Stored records
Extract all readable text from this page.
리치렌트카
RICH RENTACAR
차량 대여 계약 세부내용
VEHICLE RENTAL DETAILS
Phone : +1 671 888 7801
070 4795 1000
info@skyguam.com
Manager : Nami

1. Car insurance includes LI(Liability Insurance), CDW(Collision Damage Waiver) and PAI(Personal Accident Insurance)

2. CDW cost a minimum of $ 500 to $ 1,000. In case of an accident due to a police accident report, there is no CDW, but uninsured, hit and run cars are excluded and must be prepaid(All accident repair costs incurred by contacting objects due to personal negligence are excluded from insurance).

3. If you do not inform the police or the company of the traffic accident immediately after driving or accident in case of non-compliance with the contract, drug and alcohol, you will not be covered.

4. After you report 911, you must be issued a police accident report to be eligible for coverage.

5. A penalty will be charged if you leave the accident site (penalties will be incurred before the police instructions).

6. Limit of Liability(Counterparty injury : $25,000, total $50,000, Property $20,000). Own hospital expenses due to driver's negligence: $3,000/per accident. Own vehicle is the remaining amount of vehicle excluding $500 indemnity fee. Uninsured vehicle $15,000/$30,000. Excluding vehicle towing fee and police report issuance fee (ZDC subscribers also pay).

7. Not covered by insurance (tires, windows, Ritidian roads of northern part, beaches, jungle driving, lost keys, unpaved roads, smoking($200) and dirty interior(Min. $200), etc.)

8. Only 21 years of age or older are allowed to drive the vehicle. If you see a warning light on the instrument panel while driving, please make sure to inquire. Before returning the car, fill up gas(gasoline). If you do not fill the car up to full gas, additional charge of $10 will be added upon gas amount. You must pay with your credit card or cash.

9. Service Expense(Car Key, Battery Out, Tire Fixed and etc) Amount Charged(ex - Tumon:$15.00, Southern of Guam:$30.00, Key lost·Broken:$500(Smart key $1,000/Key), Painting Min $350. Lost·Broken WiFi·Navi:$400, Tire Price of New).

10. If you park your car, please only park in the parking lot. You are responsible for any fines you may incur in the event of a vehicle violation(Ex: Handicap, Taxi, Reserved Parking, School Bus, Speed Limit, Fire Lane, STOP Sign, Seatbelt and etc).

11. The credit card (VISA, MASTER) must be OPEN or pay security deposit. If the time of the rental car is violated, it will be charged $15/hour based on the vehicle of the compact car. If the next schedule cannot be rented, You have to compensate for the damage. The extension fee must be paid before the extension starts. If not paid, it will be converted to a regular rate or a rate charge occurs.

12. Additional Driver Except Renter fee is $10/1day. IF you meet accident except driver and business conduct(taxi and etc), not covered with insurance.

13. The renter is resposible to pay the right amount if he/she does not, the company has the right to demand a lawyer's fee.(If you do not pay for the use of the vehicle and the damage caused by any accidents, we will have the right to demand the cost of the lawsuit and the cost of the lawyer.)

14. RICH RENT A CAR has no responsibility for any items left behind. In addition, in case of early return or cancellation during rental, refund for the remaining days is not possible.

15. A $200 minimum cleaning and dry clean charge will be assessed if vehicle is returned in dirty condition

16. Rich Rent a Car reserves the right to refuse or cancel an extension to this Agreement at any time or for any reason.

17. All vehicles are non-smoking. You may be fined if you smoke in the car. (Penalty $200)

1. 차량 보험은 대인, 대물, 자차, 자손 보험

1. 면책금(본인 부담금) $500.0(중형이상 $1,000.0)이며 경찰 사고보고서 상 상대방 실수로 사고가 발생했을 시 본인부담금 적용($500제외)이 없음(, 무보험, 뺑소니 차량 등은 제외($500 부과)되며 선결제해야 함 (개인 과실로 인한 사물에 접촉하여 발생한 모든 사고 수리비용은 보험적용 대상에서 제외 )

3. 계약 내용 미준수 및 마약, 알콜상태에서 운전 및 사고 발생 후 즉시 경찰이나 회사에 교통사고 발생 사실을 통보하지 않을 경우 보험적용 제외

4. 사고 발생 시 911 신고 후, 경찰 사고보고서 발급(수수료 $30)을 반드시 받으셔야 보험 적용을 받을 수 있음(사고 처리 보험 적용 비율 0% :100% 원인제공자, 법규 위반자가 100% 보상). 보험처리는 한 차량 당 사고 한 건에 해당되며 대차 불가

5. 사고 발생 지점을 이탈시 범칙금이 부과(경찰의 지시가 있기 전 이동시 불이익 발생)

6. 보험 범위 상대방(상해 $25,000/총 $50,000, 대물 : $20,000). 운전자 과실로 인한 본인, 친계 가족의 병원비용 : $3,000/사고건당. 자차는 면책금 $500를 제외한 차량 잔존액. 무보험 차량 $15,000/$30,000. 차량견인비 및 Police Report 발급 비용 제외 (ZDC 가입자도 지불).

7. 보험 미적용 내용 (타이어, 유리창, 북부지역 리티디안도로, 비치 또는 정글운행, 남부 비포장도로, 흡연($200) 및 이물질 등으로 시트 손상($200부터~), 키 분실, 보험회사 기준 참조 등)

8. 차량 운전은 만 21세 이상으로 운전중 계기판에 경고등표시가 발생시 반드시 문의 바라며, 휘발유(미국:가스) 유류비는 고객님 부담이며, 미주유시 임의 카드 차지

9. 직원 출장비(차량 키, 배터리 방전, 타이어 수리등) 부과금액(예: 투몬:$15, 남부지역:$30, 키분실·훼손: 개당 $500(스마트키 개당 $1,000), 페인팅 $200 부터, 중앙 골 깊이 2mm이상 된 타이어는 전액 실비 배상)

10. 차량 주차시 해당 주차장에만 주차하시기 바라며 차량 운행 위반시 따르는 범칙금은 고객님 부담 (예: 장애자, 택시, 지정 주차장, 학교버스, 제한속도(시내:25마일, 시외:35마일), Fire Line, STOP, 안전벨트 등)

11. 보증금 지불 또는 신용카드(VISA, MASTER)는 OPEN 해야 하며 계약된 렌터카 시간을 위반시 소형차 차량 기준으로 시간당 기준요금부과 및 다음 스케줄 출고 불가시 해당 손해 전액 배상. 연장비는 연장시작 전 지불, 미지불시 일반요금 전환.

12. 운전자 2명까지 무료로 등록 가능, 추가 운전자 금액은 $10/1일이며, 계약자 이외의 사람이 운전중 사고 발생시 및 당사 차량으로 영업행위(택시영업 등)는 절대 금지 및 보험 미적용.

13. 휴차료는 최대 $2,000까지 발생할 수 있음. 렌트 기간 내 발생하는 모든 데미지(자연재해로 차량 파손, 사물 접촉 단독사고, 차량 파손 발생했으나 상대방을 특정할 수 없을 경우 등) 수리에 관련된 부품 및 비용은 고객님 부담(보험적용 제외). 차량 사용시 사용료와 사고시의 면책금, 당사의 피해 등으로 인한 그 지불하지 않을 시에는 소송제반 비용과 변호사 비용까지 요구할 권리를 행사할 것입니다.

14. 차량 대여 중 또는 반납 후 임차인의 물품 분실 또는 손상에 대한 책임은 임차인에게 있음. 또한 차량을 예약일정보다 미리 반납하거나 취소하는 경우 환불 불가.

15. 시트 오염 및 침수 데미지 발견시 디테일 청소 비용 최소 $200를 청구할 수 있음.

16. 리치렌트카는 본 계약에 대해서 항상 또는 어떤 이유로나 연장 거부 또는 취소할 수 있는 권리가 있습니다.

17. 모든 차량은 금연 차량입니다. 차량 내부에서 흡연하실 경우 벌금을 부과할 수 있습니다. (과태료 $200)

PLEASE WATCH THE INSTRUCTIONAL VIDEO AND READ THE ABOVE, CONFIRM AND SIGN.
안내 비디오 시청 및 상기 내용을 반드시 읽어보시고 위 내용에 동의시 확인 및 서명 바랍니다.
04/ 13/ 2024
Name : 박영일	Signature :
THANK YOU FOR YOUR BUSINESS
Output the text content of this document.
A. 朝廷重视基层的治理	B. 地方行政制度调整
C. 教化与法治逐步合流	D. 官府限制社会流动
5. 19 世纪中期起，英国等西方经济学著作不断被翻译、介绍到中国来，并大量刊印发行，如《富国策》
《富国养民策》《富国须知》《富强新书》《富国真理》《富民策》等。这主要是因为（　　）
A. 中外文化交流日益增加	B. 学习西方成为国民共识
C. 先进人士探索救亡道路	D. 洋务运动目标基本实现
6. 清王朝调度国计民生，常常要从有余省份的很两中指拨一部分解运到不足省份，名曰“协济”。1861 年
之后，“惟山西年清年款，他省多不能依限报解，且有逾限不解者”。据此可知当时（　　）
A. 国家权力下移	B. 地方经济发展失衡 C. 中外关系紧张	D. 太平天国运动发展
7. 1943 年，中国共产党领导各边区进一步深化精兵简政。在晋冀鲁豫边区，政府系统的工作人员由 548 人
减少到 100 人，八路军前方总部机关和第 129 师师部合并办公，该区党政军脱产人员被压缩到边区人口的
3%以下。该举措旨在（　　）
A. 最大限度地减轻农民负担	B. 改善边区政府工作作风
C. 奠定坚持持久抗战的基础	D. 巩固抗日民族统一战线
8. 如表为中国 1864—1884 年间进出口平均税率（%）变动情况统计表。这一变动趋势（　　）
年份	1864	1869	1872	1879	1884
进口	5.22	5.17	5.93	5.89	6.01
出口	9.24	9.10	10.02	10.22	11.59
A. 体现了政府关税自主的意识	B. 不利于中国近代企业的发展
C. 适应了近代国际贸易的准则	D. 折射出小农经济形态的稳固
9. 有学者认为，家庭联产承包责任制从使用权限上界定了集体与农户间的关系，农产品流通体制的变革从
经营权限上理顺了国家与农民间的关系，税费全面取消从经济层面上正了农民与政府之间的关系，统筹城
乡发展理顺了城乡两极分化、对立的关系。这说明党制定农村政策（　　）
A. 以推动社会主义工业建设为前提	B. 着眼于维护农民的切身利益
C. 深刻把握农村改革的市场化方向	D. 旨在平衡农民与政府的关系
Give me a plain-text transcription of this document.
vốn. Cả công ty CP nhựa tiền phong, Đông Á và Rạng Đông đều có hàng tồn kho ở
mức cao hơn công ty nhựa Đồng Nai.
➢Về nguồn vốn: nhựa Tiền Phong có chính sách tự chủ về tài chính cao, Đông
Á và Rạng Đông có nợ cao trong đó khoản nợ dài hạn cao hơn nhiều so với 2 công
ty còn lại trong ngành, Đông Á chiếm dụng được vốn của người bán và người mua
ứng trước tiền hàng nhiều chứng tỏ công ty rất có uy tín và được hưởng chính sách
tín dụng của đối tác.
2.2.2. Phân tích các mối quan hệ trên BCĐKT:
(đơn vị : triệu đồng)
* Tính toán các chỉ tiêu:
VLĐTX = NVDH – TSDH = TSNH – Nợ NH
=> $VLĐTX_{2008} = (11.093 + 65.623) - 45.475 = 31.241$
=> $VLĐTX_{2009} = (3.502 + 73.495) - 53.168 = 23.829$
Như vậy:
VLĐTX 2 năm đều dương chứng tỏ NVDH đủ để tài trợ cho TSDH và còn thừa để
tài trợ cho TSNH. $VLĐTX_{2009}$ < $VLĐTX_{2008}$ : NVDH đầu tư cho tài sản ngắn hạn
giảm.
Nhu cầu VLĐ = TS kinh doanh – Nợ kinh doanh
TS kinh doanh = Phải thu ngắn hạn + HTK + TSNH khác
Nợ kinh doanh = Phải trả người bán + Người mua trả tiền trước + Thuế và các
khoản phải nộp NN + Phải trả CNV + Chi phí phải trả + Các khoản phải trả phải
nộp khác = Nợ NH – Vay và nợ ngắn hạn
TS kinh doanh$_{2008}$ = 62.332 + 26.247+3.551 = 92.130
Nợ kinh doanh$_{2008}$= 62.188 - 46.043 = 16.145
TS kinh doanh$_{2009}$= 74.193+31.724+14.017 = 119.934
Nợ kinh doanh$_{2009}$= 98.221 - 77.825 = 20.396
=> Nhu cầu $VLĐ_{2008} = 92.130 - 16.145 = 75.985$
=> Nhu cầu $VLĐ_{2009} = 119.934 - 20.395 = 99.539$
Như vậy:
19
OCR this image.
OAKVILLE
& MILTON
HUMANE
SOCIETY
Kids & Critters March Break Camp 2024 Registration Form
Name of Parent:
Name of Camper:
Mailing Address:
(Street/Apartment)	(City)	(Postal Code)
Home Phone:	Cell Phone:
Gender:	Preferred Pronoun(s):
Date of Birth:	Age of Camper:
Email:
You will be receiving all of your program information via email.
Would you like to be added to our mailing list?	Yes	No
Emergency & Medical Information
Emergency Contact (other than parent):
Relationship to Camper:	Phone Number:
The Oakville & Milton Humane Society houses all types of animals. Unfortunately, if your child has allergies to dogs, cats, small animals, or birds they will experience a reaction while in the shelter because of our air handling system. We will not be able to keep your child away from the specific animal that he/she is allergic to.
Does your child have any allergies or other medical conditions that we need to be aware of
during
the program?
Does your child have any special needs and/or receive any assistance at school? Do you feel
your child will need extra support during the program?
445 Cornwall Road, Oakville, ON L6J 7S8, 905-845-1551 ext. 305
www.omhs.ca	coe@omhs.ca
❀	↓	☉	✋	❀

▸ Directions: Copy every line in the records above that contains the word "during".

▸ Result of this task:
14. RICH RENT A CAR has no responsibility for any items left behind. In addition, in case of early return or cancellation during rental, refund for the remaining days is not possible.
during
your child will need extra support during the program?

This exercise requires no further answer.